§ GOAL:
Please repeat the passage about Chinese International School, starting with "In the school’s" and going on through "city of Hangzhou.", and swap "Putonghua" for "Mandarin".

§ PASSAGE SHOWN:

Since its founding in 1984, Chinese International School (CIS) has emerged as one of Hong Kong’s top private schools. A particular draw is its dual-language curriculum, with pupils educated both in English and Mandarin Chinese.

In the school’s early years Putonghua was not greatly valued in Cantonese-speaking Hong Kong. But after the 1997 handover and the rise of China as an economic force, the sentiment changed. Today the Mandarin component is a key reason why places at the school are highly sought after.

If it was visionary for CIS to offer Mandarin in the 1980s, the school has kept up with that tradition by taking another bold educational step: opening a campus in the historic lake city of Hangzhou.

Why bold? CIS was founded as a day school. But the Hangzhou campus, which has been set up next to a local private school, is for boarders. The idea is that CIS pupils will get to spend a year living in China and be more exposed to its culture and language.

The first batch of pupils – aged 14 – arrived in Hangzhou in August and finished their first term in December. This being a new departure – some would call it ‘experimental’ – parents were given the chance to opt out of the Hangzhou programme and keep their kids at the Hong Kong school. But 60 of the ‘Year 10’ student body of 120 relocated to Hangzhou.

WiC visited the new campus in northwest Hangzhou earlier this month and interviewed its Chinese-speaking headmaster, Richard Pratt. The Englishman – a former housemaster at Eton – does little to hide his enthusiasm for the project, which he deems “truly unique”. Here Pratt explains the benefits of studying in China and the benefits he has witnessed for his Year 10 pupils in just one term.

Why does CIS need a campus in China?

The idea predates me. I should be clear that I was hired to run something that had already been devised by the CIS governors and the school’s leadership. They had a vision. CIS was already an excellent school but they saw there was scope to deliver more in two big areas. The first relates to the Chinese experience. By definition this is something you have to take seriously if your name is Chinese International School. Even before this campus existed, the students would spend short periods on study trips to mainland China and Taiwan. So what we are doing now is a logical extension of that approach – but rather than spending just a fortnight outside Hong Kong we are extending the study period to a full year.

§ DATASET EXCERPT:
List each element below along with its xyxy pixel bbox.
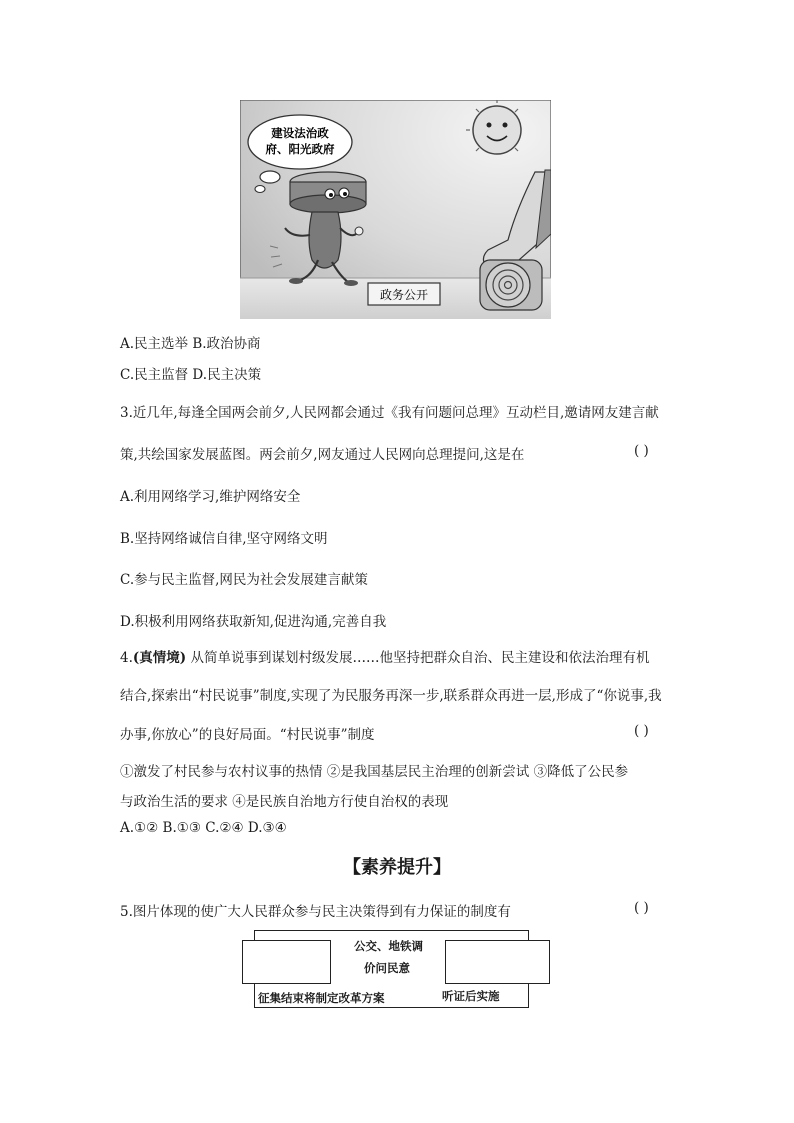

§ FULL SOLUTION:
In the school’s early years Mandarin was not greatly valued in Cantonese-speaking Hong Kong. But after the 1997 handover and the rise of China as an economic force, the sentiment changed. Today the Mandarin component is a key reason why places at the school are highly sought after.

If it was visionary for CIS to offer Mandarin in the 1980s, the school has kept up with that tradition by taking another bold educational step: opening a campus in the historic lake city of Hangzhou.